__Challenge__
All the data should come back exactly as it was given.

__Dataset items__
# # #

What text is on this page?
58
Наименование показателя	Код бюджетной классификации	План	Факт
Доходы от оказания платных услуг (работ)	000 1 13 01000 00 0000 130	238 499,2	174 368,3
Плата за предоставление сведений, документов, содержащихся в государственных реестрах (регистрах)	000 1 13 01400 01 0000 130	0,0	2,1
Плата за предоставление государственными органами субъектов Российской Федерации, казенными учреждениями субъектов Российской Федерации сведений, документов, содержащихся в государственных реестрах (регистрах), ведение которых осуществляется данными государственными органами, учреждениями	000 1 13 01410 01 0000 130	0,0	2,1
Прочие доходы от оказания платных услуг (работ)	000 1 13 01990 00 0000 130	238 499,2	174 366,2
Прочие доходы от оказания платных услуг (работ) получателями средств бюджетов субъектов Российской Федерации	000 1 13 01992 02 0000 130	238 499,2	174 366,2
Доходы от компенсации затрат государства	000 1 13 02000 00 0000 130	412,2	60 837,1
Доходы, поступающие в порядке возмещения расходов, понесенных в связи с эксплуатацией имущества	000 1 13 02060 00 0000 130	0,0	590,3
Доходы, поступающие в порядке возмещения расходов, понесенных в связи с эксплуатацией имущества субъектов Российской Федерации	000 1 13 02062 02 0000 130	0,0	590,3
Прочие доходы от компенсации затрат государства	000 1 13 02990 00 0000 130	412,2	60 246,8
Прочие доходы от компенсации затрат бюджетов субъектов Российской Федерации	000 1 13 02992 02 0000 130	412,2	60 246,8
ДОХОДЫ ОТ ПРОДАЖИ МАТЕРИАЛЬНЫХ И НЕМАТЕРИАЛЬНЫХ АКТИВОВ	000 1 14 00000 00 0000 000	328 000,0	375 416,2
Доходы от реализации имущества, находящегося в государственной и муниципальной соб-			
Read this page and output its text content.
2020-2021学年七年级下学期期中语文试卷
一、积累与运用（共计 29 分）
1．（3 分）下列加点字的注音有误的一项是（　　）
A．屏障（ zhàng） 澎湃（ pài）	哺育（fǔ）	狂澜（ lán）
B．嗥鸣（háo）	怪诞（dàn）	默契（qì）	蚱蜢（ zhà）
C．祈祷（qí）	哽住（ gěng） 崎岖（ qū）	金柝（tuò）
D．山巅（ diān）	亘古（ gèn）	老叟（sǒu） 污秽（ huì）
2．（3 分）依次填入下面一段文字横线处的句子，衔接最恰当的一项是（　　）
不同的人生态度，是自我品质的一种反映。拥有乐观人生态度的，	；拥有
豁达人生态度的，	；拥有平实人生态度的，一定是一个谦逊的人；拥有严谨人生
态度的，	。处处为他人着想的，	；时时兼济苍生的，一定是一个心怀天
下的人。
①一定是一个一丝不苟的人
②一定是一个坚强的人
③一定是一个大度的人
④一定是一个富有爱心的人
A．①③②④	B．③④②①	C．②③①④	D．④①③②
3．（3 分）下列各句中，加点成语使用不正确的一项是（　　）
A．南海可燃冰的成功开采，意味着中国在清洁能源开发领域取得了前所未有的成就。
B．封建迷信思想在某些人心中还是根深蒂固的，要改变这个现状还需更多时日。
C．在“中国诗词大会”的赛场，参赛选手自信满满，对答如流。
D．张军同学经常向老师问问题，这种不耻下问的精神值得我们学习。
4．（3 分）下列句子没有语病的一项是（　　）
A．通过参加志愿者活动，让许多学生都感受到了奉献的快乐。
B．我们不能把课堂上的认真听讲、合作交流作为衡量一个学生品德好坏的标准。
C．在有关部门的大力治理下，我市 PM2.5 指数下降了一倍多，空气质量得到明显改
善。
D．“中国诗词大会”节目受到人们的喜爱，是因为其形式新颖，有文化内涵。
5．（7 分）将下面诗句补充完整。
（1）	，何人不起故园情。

# # #

__Correct output__
What text is on this page?
58
Наименование показателя	Код бюджетной классификации	План	Факт
Доходы от оказания платных услуг (работ)	000 1 13 01000 00 0000 130	238 499,2	174 368,3
Плата за предоставление сведений, документов, содержащихся в государственных реестрах (регистрах)	000 1 13 01400 01 0000 130	0,0	2,1
Плата за предоставление государственными органами субъектов Российской Федерации, казенными учреждениями субъектов Российской Федерации сведений, документов, содержащихся в государственных реестрах (регистрах), ведение которых осуществляется данными государственными органами, учреждениями	000 1 13 01410 01 0000 130	0,0	2,1
Прочие доходы от оказания платных услуг (работ)	000 1 13 01990 00 0000 130	238 499,2	174 366,2
Прочие доходы от оказания платных услуг (работ) получателями средств бюджетов субъектов Российской Федерации	000 1 13 01992 02 0000 130	238 499,2	174 366,2
Доходы от компенсации затрат государства	000 1 13 02000 00 0000 130	412,2	60 837,1
Доходы, поступающие в порядке возмещения расходов, понесенных в связи с эксплуатацией имущества	000 1 13 02060 00 0000 130	0,0	590,3
Доходы, поступающие в порядке возмещения расходов, понесенных в связи с эксплуатацией имущества субъектов Российской Федерации	000 1 13 02062 02 0000 130	0,0	590,3
Прочие доходы от компенсации затрат государства	000 1 13 02990 00 0000 130	412,2	60 246,8
Прочие доходы от компенсации затрат бюджетов субъектов Российской Федерации	000 1 13 02992 02 0000 130	412,2	60 246,8
ДОХОДЫ ОТ ПРОДАЖИ МАТЕРИАЛЬНЫХ И НЕМАТЕРИАЛЬНЫХ АКТИВОВ	000 1 14 00000 00 0000 000	328 000,0	375 416,2
Доходы от реализации имущества, находящегося в государственной и муниципальной соб-			
Read this page and output its text content.
2020-2021学年七年级下学期期中语文试卷
一、积累与运用（共计 29 分）
1．（3 分）下列加点字的注音有误的一项是（　　）
A．屏障（ zhàng） 澎湃（ pài）	哺育（fǔ）	狂澜（ lán）
B．嗥鸣（háo）	怪诞（dàn）	默契（qì）	蚱蜢（ zhà）
C．祈祷（qí）	哽住（ gěng） 崎岖（ qū）	金柝（tuò）
D．山巅（ diān）	亘古（ gèn）	老叟（sǒu） 污秽（ huì）
2．（3 分）依次填入下面一段文字横线处的句子，衔接最恰当的一项是（　　）
不同的人生态度，是自我品质的一种反映。拥有乐观人生态度的，	；拥有
豁达人生态度的，	；拥有平实人生态度的，一定是一个谦逊的人；拥有严谨人生
态度的，	。处处为他人着想的，	；时时兼济苍生的，一定是一个心怀天
下的人。
①一定是一个一丝不苟的人
②一定是一个坚强的人
③一定是一个大度的人
④一定是一个富有爱心的人
A．①③②④	B．③④②①	C．②③①④	D．④①③②
3．（3 分）下列各句中，加点成语使用不正确的一项是（　　）
A．南海可燃冰的成功开采，意味着中国在清洁能源开发领域取得了前所未有的成就。
B．封建迷信思想在某些人心中还是根深蒂固的，要改变这个现状还需更多时日。
C．在“中国诗词大会”的赛场，参赛选手自信满满，对答如流。
D．张军同学经常向老师问问题，这种不耻下问的精神值得我们学习。
4．（3 分）下列句子没有语病的一项是（　　）
A．通过参加志愿者活动，让许多学生都感受到了奉献的快乐。
B．我们不能把课堂上的认真听讲、合作交流作为衡量一个学生品德好坏的标准。
C．在有关部门的大力治理下，我市 PM2.5 指数下降了一倍多，空气质量得到明显改
善。
D．“中国诗词大会”节目受到人们的喜爱，是因为其形式新颖，有文化内涵。
5．（7 分）将下面诗句补充完整。
（1）	，何人不起故园情。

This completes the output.